- Goal: Narrow the data below down to the lines containing "categories".

- Source records:
━━━━━━━━━━━━━━━━━━━━━━━━━━━━━━

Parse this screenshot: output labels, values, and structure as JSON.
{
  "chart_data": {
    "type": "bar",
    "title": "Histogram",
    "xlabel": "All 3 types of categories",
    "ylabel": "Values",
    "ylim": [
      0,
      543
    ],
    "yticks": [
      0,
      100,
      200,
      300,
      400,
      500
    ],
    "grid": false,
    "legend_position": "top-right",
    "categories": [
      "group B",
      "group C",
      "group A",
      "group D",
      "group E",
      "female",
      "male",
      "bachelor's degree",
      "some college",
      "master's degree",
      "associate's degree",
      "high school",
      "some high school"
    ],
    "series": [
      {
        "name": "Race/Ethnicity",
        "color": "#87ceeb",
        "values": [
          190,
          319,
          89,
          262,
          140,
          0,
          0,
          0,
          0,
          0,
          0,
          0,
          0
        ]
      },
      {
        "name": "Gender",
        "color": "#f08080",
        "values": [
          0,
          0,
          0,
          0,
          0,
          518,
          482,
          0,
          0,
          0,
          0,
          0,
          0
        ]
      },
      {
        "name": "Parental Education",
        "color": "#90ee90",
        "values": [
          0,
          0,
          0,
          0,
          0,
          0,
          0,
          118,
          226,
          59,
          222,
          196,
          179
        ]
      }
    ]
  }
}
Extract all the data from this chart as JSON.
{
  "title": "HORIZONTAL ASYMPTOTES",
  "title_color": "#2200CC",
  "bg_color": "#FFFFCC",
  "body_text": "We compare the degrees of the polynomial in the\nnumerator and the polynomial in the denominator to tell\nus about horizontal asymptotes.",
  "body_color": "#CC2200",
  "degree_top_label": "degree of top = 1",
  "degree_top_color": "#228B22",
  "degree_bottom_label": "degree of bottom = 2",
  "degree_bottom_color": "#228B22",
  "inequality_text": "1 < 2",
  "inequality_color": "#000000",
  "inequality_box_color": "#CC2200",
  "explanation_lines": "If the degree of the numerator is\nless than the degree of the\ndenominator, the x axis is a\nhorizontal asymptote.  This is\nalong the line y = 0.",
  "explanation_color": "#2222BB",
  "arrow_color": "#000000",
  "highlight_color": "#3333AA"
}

━━━━━━━━━━━━━━━━━━━━━━━━━━━━━━

- Reply:
    "xlabel": "All 3 types of categories",
    "categories": [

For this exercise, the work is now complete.